-- Start --

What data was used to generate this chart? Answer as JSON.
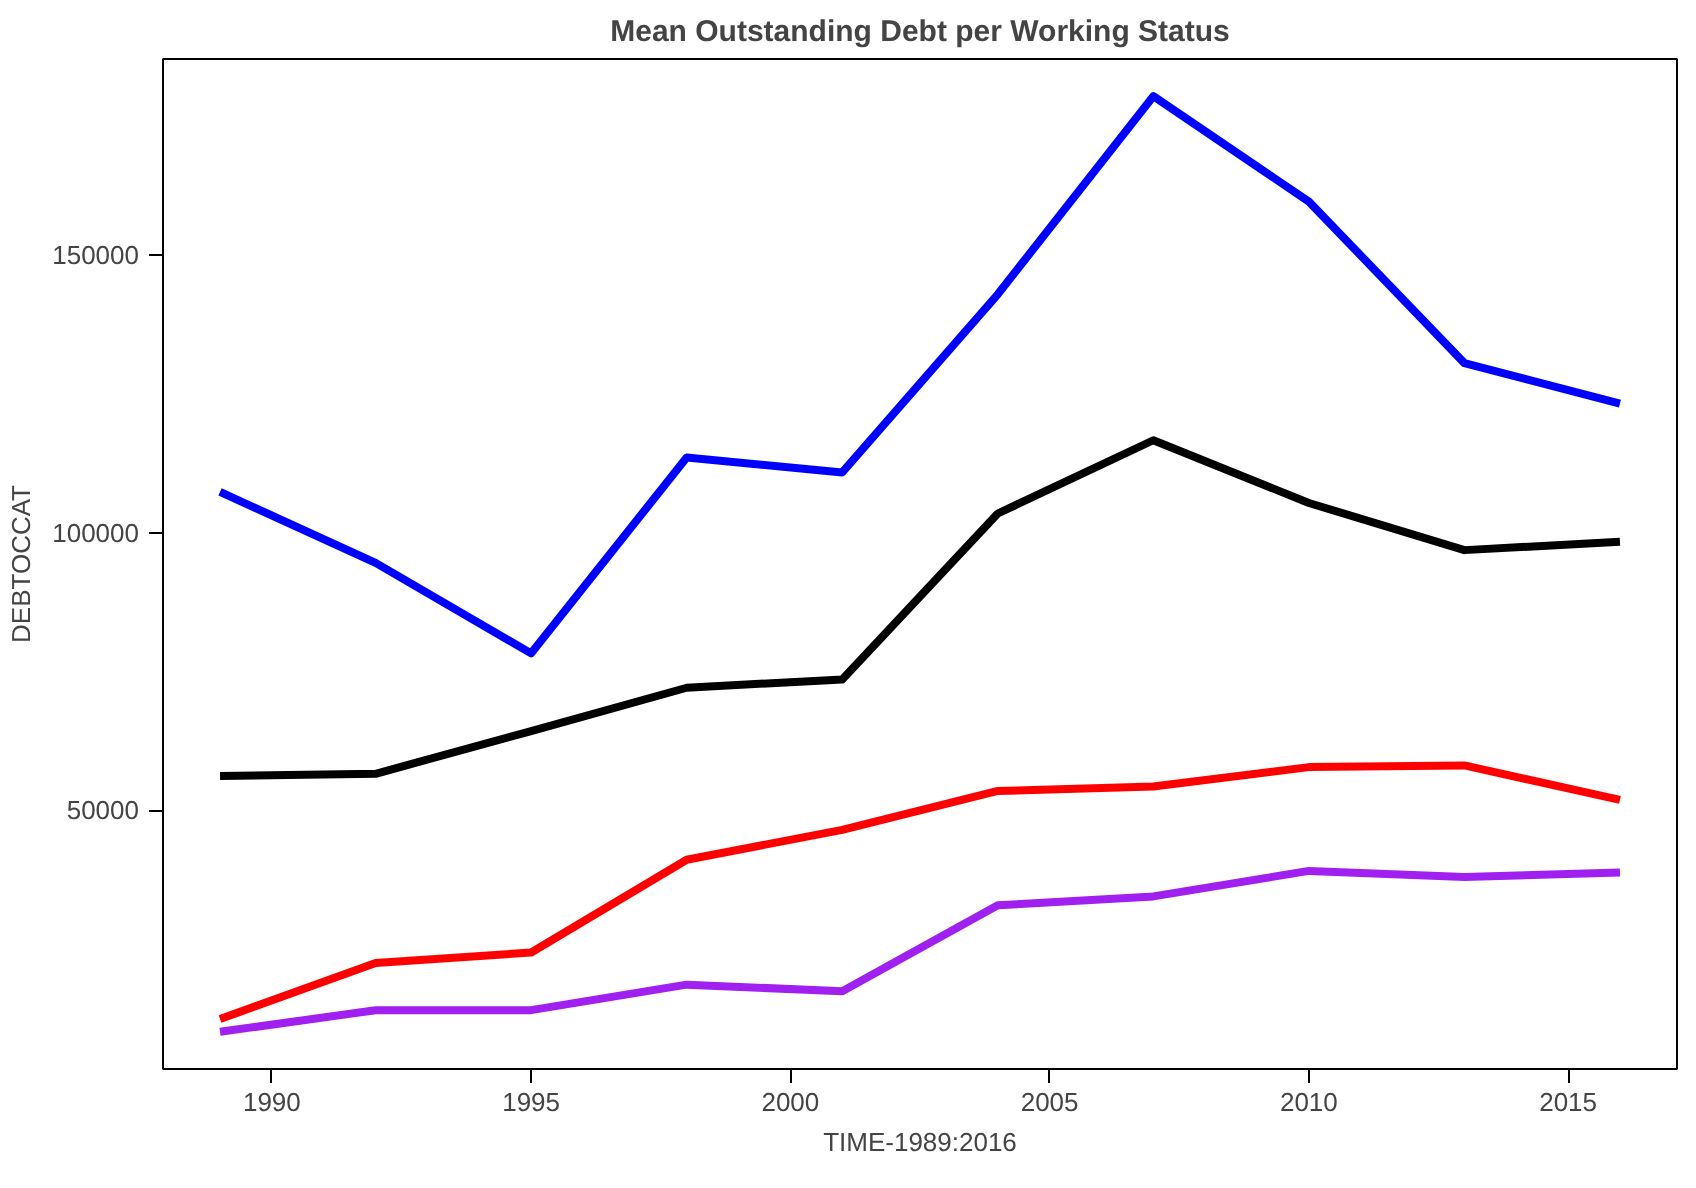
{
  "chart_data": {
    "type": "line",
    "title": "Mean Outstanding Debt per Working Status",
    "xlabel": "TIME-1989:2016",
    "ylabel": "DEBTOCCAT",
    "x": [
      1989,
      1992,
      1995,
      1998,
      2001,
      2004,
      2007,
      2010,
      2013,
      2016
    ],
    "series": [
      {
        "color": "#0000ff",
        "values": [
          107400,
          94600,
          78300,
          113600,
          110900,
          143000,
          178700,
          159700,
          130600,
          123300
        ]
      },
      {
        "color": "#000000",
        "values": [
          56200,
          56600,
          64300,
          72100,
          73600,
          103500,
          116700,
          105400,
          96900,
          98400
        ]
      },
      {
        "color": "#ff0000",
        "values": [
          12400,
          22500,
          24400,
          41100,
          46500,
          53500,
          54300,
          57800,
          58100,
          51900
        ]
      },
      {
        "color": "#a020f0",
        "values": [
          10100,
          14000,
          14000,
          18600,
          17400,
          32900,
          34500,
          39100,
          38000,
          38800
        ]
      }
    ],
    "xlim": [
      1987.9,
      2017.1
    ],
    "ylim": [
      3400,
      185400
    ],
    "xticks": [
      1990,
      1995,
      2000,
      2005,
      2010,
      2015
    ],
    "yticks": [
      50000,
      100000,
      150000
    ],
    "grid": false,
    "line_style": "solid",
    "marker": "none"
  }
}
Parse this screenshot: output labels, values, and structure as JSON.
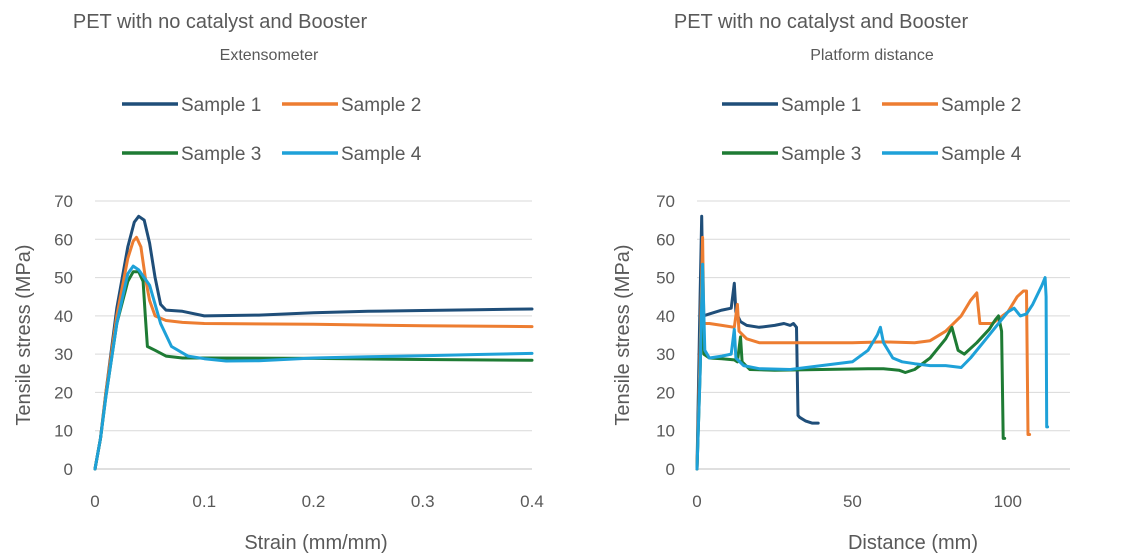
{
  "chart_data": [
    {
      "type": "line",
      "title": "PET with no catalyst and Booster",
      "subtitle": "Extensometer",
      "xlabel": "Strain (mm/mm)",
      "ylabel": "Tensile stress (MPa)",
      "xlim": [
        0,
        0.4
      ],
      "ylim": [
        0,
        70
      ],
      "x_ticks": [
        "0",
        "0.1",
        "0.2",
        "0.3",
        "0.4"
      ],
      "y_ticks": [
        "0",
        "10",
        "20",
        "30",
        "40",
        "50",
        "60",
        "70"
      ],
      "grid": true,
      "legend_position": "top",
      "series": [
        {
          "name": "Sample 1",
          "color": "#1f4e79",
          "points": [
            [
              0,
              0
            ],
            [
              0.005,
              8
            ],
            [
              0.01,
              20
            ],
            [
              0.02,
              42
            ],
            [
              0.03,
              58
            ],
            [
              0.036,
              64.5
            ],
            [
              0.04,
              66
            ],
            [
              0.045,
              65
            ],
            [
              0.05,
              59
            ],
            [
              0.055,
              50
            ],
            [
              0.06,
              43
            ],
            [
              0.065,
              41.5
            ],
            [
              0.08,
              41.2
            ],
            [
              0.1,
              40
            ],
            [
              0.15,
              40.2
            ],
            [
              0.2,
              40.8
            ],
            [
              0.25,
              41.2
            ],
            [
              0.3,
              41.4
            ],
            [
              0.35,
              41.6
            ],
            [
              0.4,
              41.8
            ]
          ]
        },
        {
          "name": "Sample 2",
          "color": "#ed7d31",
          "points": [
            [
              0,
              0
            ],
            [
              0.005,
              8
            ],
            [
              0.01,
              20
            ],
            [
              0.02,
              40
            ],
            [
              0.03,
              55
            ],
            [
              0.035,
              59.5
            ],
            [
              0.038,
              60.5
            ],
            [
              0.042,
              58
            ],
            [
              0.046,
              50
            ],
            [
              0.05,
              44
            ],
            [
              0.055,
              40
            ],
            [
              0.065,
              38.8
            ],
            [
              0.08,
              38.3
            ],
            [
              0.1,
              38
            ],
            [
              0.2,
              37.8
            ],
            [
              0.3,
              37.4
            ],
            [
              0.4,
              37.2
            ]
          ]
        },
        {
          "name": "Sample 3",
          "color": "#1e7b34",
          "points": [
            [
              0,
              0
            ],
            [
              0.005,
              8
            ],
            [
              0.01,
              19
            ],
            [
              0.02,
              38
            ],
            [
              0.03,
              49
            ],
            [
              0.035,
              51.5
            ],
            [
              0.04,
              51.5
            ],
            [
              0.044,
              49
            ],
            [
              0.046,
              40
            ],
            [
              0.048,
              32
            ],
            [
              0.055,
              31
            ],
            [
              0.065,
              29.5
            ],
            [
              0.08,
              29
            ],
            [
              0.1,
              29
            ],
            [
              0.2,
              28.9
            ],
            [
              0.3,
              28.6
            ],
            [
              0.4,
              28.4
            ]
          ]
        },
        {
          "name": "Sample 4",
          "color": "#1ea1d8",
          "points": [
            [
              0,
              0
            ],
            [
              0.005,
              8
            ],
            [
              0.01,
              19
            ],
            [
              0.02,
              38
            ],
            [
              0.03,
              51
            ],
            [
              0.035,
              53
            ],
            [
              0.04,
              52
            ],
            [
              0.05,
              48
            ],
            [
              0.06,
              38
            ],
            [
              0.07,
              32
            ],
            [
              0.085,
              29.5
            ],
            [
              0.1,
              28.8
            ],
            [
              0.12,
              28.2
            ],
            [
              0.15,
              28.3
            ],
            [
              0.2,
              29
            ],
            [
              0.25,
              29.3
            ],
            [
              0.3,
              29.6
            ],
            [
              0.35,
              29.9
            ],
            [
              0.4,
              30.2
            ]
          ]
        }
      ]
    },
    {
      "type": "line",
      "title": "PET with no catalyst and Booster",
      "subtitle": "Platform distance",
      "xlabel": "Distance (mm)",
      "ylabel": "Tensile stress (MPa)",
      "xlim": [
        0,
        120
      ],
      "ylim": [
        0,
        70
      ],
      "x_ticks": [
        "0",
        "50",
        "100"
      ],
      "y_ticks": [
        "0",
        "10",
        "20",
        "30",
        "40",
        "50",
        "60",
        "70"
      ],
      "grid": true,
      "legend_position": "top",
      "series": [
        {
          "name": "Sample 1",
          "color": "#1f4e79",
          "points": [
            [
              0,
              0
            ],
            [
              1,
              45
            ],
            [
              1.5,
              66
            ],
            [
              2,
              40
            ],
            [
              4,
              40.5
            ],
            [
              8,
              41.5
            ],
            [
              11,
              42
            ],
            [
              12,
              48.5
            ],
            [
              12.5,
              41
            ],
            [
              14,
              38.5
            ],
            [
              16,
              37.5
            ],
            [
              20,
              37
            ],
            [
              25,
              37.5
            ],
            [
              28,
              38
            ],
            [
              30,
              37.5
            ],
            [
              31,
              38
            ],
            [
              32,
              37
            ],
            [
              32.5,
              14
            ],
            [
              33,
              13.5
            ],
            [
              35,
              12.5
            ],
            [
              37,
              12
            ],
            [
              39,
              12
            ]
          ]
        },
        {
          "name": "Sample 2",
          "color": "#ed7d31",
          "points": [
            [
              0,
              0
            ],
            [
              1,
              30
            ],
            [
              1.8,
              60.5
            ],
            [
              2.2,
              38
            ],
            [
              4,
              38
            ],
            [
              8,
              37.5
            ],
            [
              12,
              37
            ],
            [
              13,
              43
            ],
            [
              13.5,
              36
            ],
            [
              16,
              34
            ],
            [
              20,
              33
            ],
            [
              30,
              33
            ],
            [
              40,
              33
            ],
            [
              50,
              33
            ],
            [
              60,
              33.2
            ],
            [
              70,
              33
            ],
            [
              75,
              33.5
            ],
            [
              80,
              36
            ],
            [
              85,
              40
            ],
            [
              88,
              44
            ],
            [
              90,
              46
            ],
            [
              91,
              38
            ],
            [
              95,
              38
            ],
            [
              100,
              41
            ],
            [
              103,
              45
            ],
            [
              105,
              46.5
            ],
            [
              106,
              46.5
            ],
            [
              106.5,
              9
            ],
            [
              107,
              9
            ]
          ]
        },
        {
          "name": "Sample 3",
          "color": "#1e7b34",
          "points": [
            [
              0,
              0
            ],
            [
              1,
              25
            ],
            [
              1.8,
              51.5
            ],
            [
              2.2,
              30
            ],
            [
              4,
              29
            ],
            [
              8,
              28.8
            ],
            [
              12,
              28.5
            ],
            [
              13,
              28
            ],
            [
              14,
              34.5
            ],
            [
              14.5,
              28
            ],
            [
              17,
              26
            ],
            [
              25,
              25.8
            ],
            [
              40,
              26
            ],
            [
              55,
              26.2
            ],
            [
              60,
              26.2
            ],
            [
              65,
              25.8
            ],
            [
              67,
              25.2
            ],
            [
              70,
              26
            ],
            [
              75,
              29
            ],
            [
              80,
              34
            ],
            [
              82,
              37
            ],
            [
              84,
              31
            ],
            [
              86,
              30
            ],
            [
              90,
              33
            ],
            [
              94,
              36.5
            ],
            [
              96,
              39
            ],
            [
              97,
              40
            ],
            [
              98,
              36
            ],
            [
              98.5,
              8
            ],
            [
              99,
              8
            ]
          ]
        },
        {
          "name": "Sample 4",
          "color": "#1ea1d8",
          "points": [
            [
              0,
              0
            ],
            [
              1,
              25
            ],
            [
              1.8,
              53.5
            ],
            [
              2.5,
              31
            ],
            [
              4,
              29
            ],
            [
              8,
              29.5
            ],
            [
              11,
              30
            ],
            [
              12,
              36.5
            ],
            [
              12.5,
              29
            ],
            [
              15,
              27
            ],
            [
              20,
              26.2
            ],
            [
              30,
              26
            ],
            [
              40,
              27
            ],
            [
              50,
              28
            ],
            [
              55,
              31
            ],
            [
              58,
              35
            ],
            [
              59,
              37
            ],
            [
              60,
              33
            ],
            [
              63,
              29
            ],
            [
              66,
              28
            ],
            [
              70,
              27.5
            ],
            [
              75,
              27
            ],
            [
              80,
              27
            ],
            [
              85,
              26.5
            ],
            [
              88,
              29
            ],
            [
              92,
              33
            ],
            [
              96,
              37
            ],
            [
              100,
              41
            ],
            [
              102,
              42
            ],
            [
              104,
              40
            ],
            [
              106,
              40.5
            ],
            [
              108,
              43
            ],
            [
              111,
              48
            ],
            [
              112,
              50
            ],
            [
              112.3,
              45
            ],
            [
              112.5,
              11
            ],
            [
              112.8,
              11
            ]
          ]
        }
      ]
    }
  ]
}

-- End --

**JOB**
Identify the lines above with the word "xlabel". Copy them.

**SOLUTION FOR THIS TASK**
    "xlabel": "TIME-1989:2016",
      "xlabel": "Strain (mm/mm)",
      "xlabel": "Distance (mm)",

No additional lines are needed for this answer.